### Direction
Wherever the word "menu" appears in a line, copy that line.

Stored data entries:
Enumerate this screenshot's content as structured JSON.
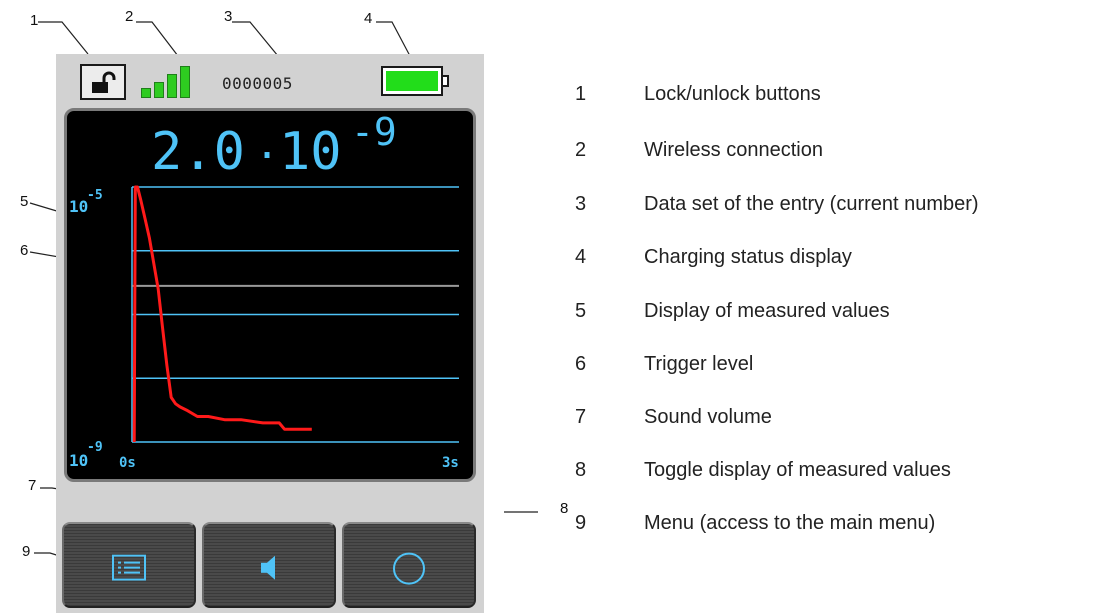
{
  "callouts": [
    "1",
    "2",
    "3",
    "4",
    "5",
    "6",
    "7",
    "8",
    "9"
  ],
  "device": {
    "dataset_number": "0000005",
    "signal_bars": 4,
    "battery_level": 1.0,
    "reading": {
      "mantissa": "2.0",
      "base": "10",
      "exponent": "-9"
    },
    "plot": {
      "y_top_base": "10",
      "y_top_exp": "-5",
      "y_bottom_base": "10",
      "y_bottom_exp": "-9",
      "x_start": "0s",
      "x_end": "3s",
      "trigger_fraction": 0.62
    },
    "buttons": {
      "menu_icon": "menu-list-icon",
      "sound_icon": "speaker-icon",
      "toggle_icon": "circle-icon"
    },
    "colors": {
      "axis_text": "#4fc3f7",
      "grid": "#4fc3f7",
      "trace": "#ff1a1a",
      "trigger": "#9a9a9a",
      "battery": "#22dd1a",
      "signal": "#2ecc20"
    }
  },
  "chart_data": {
    "type": "line",
    "xlabel": "",
    "ylabel": "",
    "xlim": [
      0,
      3
    ],
    "ylim": [
      -9,
      -5
    ],
    "y_scale": "log",
    "series": [
      {
        "x": [
          0.02,
          0.03,
          0.05,
          0.08,
          0.12,
          0.16,
          0.2,
          0.24,
          0.28,
          0.32,
          0.36,
          0.4,
          0.44,
          0.5,
          0.6,
          0.7,
          0.85,
          1.0,
          1.2,
          1.35,
          1.4,
          1.65
        ],
        "y": [
          -9.0,
          -5.0,
          -5.0,
          -5.2,
          -5.5,
          -5.8,
          -6.2,
          -6.6,
          -7.2,
          -7.8,
          -8.3,
          -8.4,
          -8.45,
          -8.5,
          -8.6,
          -8.6,
          -8.65,
          -8.65,
          -8.7,
          -8.7,
          -8.8,
          -8.8
        ]
      }
    ],
    "trigger_level": -6.55
  },
  "legend": [
    {
      "num": "1",
      "text": "Lock/unlock buttons"
    },
    {
      "num": "2",
      "text": "Wireless connection"
    },
    {
      "num": "3",
      "text": "Data set of the entry (current number)"
    },
    {
      "num": "4",
      "text": "Charging status display"
    },
    {
      "num": "5",
      "text": "Display of measured values"
    },
    {
      "num": "6",
      "text": "Trigger level"
    },
    {
      "num": "7",
      "text": "Sound volume"
    },
    {
      "num": "8",
      "text": "Toggle display of measured values"
    },
    {
      "num": "9",
      "text": "Menu (access to the main menu)"
    }
  ]
}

### The output
      "menu_icon": "menu-list-icon",
      "text": "Menu (access to the main menu)"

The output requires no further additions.